◆ **Exercise details**:
From the records below, give the number of lines that contain the string "Listing", without any other text.

◆ **Records for this task**:
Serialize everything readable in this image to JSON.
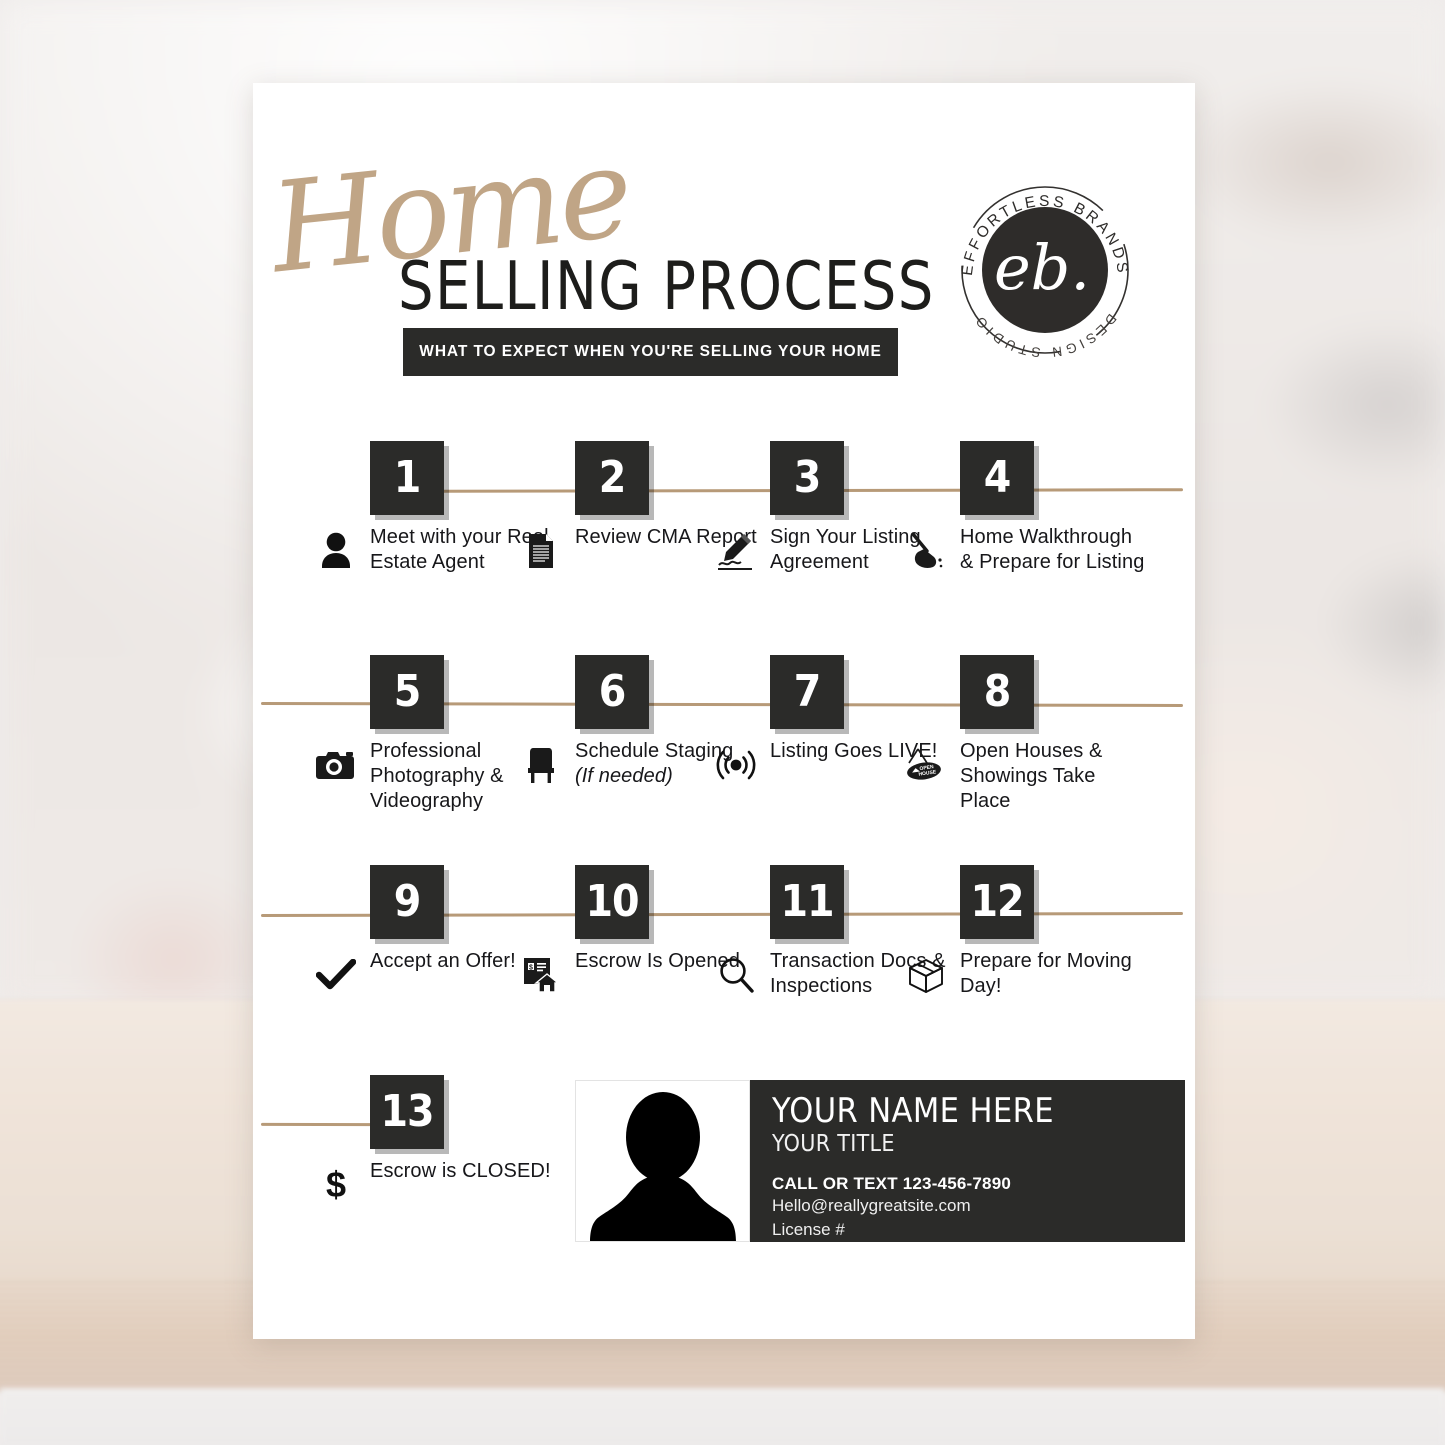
{
  "flyer": {
    "title_script": "Home",
    "title_main": "SELLING PROCESS",
    "subtitle": "WHAT TO EXPECT WHEN YOU'RE SELLING YOUR HOME"
  },
  "logo": {
    "monogram": "eb.",
    "top_text": "EFFORTLESS BRANDS",
    "bottom_text": "DESIGN STUDIO"
  },
  "colors": {
    "script_tan": "#c0a586",
    "connector_line": "#b79a78",
    "dark": "#2b2b29",
    "paper": "#ffffff"
  },
  "steps": [
    {
      "number": "1",
      "label": "Meet with your Real Estate Agent",
      "icon": "person-icon"
    },
    {
      "number": "2",
      "label": "Review CMA Report",
      "icon": "document-icon"
    },
    {
      "number": "3",
      "label": "Sign Your Listing Agreement",
      "icon": "signature-pen-icon"
    },
    {
      "number": "4",
      "label": "Home Walkthrough & Prepare for Listing",
      "icon": "broom-icon"
    },
    {
      "number": "5",
      "label": "Professional Photography & Videography",
      "icon": "camera-icon"
    },
    {
      "number": "6",
      "label": "Schedule Staging",
      "label_italic": "(If needed)",
      "icon": "chair-icon"
    },
    {
      "number": "7",
      "label": "Listing Goes LIVE!",
      "icon": "broadcast-icon"
    },
    {
      "number": "8",
      "label": "Open Houses & Showings Take Place",
      "icon": "open-house-sign-icon"
    },
    {
      "number": "9",
      "label": "Accept an Offer!",
      "icon": "checkmark-icon"
    },
    {
      "number": "10",
      "label": "Escrow Is Opened",
      "icon": "escrow-house-icon"
    },
    {
      "number": "11",
      "label": "Transaction Docs & Inspections",
      "icon": "magnifier-icon"
    },
    {
      "number": "12",
      "label": "Prepare for Moving Day!",
      "icon": "moving-box-icon"
    },
    {
      "number": "13",
      "label": "Escrow is CLOSED!",
      "icon": "dollar-sign-icon"
    }
  ],
  "contact": {
    "photo_icon": "avatar-silhouette-icon",
    "name": "YOUR NAME HERE",
    "title": "YOUR TITLE",
    "phone": "CALL OR TEXT 123-456-7890",
    "email": "Hello@reallygreatsite.com",
    "license": "License #"
  }
}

◆ **Exercise answer**:
3